§ **Your goal**
In the data that follows, count every line holding the string "Design" and give the count alone.

§ **Working data**
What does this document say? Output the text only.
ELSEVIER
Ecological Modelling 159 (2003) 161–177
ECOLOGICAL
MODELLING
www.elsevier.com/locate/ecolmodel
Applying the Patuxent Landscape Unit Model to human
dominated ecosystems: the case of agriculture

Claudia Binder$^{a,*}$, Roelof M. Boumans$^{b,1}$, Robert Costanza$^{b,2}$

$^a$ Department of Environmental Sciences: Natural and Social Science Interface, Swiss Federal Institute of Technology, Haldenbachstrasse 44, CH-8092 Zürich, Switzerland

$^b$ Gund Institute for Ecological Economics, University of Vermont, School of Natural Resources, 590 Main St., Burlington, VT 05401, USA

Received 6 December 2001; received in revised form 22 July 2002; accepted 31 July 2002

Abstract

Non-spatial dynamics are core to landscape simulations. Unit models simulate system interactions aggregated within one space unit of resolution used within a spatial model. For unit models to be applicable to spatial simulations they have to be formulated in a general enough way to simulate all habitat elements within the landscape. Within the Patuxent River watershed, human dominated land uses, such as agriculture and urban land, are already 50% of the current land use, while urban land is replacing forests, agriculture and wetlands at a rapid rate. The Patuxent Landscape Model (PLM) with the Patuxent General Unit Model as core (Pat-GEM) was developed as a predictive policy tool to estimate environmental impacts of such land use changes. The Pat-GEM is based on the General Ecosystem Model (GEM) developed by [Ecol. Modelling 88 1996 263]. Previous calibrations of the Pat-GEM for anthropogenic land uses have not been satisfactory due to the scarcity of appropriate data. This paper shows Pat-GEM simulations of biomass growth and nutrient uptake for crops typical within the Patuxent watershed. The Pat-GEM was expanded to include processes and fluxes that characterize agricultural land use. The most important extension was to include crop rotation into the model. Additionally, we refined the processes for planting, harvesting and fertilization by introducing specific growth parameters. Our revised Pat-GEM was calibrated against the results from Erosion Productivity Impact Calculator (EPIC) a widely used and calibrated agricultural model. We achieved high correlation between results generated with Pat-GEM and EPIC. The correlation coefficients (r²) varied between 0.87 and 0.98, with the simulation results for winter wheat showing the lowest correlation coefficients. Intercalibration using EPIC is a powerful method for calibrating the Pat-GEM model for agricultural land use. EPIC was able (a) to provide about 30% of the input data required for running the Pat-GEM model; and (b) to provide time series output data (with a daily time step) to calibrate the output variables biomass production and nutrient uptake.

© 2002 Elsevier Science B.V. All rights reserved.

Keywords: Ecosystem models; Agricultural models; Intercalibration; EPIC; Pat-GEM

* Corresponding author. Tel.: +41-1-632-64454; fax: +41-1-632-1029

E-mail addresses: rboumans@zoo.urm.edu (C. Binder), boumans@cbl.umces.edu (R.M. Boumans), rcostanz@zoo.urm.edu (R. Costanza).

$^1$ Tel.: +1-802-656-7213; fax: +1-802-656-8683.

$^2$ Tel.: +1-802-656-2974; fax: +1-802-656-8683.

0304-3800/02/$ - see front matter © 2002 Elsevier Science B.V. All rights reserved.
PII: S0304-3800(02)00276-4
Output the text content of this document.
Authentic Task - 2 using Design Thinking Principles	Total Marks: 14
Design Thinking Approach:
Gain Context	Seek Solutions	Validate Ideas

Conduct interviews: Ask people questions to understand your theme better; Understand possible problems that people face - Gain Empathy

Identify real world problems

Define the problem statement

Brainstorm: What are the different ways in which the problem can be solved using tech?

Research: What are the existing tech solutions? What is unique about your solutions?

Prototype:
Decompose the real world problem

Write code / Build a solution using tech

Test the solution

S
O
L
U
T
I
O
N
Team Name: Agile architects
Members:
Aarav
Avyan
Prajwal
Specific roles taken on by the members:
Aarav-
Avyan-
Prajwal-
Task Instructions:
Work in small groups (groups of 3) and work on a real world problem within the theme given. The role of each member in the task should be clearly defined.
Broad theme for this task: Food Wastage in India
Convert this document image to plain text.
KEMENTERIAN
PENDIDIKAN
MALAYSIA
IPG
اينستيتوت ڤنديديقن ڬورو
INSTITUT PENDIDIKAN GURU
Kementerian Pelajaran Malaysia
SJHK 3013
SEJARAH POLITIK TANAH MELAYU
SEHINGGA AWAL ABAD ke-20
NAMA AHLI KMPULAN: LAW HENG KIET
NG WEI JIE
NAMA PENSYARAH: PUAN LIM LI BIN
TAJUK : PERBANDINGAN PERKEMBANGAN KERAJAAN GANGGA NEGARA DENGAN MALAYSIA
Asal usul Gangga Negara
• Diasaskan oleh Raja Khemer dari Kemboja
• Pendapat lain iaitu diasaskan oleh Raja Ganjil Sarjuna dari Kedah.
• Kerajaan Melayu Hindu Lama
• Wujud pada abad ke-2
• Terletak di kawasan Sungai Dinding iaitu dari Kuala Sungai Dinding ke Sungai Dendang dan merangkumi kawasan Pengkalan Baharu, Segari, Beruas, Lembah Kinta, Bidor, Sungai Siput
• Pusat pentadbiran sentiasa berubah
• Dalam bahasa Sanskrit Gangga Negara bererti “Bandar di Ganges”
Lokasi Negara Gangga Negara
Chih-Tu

§ **Written answer**
2